- Stored records
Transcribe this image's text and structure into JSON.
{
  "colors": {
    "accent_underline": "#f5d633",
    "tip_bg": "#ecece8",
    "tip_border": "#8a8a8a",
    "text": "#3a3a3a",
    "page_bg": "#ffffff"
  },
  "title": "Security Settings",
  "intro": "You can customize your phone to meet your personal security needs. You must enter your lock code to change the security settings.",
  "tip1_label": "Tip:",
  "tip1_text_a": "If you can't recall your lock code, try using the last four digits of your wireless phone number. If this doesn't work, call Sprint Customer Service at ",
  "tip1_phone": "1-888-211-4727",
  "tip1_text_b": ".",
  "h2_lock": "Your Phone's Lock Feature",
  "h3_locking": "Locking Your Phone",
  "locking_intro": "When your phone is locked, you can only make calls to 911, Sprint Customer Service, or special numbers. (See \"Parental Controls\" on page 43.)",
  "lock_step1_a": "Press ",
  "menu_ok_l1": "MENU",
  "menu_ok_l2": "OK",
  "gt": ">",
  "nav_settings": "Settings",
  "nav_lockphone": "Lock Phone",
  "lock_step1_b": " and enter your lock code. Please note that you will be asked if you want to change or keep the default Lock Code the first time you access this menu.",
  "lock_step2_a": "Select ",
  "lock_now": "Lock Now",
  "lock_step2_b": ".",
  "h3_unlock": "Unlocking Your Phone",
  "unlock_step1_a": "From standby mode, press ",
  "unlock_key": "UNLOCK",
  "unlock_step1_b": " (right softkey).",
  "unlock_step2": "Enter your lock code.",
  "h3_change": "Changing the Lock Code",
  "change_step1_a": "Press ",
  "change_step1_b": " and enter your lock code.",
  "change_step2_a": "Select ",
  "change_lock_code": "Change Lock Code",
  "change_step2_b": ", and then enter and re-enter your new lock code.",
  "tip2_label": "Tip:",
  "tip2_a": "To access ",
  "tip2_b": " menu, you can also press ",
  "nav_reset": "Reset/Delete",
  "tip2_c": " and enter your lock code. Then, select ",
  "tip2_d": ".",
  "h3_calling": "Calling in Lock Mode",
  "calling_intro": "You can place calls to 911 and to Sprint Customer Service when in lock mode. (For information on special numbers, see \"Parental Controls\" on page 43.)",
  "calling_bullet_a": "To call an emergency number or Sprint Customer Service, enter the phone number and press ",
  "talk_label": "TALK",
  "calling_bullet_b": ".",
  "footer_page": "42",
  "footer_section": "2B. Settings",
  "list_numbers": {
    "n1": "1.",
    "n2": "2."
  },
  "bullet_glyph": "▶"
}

- What you have to do
Return the entries in full, keeping every line exactly as it is.

- Result of the task
Transcribe this image's text and structure into JSON.
{
  "colors": {
    "accent_underline": "#f5d633",
    "tip_bg": "#ecece8",
    "tip_border": "#8a8a8a",
    "text": "#3a3a3a",
    "page_bg": "#ffffff"
  },
  "title": "Security Settings",
  "intro": "You can customize your phone to meet your personal security needs. You must enter your lock code to change the security settings.",
  "tip1_label": "Tip:",
  "tip1_text_a": "If you can't recall your lock code, try using the last four digits of your wireless phone number. If this doesn't work, call Sprint Customer Service at ",
  "tip1_phone": "1-888-211-4727",
  "tip1_text_b": ".",
  "h2_lock": "Your Phone's Lock Feature",
  "h3_locking": "Locking Your Phone",
  "locking_intro": "When your phone is locked, you can only make calls to 911, Sprint Customer Service, or special numbers. (See \"Parental Controls\" on page 43.)",
  "lock_step1_a": "Press ",
  "menu_ok_l1": "MENU",
  "menu_ok_l2": "OK",
  "gt": ">",
  "nav_settings": "Settings",
  "nav_lockphone": "Lock Phone",
  "lock_step1_b": " and enter your lock code. Please note that you will be asked if you want to change or keep the default Lock Code the first time you access this menu.",
  "lock_step2_a": "Select ",
  "lock_now": "Lock Now",
  "lock_step2_b": ".",
  "h3_unlock": "Unlocking Your Phone",
  "unlock_step1_a": "From standby mode, press ",
  "unlock_key": "UNLOCK",
  "unlock_step1_b": " (right softkey).",
  "unlock_step2": "Enter your lock code.",
  "h3_change": "Changing the Lock Code",
  "change_step1_a": "Press ",
  "change_step1_b": " and enter your lock code.",
  "change_step2_a": "Select ",
  "change_lock_code": "Change Lock Code",
  "change_step2_b": ", and then enter and re-enter your new lock code.",
  "tip2_label": "Tip:",
  "tip2_a": "To access ",
  "tip2_b": " menu, you can also press ",
  "nav_reset": "Reset/Delete",
  "tip2_c": " and enter your lock code. Then, select ",
  "tip2_d": ".",
  "h3_calling": "Calling in Lock Mode",
  "calling_intro": "You can place calls to 911 and to Sprint Customer Service when in lock mode. (For information on special numbers, see \"Parental Controls\" on page 43.)",
  "calling_bullet_a": "To call an emergency number or Sprint Customer Service, enter the phone number and press ",
  "talk_label": "TALK",
  "calling_bullet_b": ".",
  "footer_page": "42",
  "footer_section": "2B. Settings",
  "list_numbers": {
    "n1": "1.",
    "n2": "2."
  },
  "bullet_glyph": "▶"
}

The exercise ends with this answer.